───── MATERIAL TO PROCESS

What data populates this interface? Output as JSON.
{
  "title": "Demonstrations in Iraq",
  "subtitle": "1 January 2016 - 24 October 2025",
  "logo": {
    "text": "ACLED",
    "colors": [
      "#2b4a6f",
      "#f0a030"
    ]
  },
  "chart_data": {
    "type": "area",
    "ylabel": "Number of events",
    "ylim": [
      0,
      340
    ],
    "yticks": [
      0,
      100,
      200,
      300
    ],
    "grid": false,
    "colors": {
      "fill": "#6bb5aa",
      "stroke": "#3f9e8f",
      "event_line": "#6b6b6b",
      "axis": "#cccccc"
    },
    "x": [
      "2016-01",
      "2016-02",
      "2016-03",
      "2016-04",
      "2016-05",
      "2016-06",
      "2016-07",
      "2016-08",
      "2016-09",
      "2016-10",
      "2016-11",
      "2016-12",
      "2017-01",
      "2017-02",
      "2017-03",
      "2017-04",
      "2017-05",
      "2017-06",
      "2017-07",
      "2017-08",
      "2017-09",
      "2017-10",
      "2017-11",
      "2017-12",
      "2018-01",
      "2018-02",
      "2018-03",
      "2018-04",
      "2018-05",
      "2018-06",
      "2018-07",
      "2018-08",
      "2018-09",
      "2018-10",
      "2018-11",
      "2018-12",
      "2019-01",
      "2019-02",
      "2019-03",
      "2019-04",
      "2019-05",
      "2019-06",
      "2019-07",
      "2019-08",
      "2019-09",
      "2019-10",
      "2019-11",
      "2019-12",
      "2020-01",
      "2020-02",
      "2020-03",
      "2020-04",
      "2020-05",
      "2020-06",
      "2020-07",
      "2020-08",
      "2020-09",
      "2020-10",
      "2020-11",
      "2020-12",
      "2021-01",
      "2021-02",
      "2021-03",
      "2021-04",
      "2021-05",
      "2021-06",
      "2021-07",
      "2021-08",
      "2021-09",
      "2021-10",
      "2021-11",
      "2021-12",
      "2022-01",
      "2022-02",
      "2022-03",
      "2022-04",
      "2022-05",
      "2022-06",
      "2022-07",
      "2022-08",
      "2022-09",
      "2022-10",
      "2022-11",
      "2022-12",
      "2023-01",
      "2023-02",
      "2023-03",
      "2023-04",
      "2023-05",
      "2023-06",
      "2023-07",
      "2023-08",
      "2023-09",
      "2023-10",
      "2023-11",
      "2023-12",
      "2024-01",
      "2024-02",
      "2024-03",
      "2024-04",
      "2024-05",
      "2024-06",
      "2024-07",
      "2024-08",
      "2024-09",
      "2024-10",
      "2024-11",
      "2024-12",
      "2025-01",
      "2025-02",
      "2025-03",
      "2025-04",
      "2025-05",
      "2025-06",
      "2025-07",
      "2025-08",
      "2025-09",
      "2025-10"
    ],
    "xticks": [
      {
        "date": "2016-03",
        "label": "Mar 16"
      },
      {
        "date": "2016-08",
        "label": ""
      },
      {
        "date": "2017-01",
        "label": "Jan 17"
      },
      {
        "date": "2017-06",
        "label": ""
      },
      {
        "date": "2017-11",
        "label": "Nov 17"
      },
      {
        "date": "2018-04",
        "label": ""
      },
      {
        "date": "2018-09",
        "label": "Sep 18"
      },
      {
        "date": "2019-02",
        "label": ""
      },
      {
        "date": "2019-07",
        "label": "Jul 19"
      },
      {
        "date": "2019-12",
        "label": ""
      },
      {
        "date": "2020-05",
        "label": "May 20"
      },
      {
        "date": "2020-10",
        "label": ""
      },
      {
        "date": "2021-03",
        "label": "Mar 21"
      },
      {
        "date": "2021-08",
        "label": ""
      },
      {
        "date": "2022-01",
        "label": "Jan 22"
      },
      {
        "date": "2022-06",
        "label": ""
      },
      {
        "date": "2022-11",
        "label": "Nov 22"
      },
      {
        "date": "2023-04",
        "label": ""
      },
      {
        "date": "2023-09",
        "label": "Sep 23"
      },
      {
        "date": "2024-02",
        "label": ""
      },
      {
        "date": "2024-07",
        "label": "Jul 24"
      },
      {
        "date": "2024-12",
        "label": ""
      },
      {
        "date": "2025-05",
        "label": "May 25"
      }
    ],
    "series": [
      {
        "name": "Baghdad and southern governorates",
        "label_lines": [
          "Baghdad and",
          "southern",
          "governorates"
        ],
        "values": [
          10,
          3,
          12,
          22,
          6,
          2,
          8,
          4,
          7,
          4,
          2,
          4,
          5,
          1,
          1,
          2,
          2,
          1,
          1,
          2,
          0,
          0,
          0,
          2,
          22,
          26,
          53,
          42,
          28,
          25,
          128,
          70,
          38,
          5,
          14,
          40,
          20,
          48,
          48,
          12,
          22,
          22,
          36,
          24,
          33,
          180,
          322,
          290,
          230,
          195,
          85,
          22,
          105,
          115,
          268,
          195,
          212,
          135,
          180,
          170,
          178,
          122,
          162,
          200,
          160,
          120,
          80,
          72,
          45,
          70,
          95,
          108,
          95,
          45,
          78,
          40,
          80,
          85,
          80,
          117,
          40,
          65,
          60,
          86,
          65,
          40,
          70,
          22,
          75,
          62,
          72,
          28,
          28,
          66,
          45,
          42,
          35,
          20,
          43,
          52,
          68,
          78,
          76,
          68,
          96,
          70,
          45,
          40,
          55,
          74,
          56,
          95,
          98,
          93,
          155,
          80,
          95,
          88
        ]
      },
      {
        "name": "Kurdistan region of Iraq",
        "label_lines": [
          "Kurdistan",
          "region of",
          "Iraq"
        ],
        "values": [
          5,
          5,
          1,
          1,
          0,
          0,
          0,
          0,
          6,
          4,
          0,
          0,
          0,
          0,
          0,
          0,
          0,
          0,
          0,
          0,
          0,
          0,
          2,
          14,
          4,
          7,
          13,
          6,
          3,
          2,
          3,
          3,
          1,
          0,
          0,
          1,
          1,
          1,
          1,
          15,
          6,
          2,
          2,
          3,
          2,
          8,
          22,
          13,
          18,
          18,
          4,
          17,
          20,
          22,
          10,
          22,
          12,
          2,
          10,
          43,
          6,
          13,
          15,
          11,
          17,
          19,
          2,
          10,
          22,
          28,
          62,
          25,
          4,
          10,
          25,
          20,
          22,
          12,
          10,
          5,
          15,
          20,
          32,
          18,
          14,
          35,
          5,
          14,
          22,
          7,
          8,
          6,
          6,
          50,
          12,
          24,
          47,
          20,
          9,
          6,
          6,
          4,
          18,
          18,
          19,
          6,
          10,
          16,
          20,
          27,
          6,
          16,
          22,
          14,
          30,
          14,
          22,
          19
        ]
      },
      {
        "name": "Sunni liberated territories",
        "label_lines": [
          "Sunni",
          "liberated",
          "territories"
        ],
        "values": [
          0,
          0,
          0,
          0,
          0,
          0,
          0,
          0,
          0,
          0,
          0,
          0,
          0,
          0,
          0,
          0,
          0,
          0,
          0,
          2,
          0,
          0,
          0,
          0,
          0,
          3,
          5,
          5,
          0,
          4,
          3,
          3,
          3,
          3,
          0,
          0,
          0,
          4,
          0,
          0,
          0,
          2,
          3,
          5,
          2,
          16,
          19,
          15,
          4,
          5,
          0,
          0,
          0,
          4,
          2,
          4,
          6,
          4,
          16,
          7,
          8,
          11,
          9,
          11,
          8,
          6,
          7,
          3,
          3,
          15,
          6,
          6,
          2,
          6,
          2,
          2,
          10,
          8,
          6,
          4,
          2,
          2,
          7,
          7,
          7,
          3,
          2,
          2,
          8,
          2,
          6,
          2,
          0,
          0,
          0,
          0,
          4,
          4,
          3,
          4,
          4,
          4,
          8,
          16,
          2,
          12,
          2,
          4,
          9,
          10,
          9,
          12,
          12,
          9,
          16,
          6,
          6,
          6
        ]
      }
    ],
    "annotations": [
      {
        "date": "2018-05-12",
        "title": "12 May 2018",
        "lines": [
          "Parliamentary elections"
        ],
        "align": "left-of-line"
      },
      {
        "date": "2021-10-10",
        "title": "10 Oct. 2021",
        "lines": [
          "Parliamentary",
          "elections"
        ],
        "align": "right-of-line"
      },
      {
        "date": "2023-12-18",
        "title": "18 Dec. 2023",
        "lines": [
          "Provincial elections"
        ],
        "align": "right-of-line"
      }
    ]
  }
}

──────────

## WORK INSTRUCTIONS
Considering only the records above, state the number of lines that include the word "liberated", with nothing added.

## TASK ANSWER
2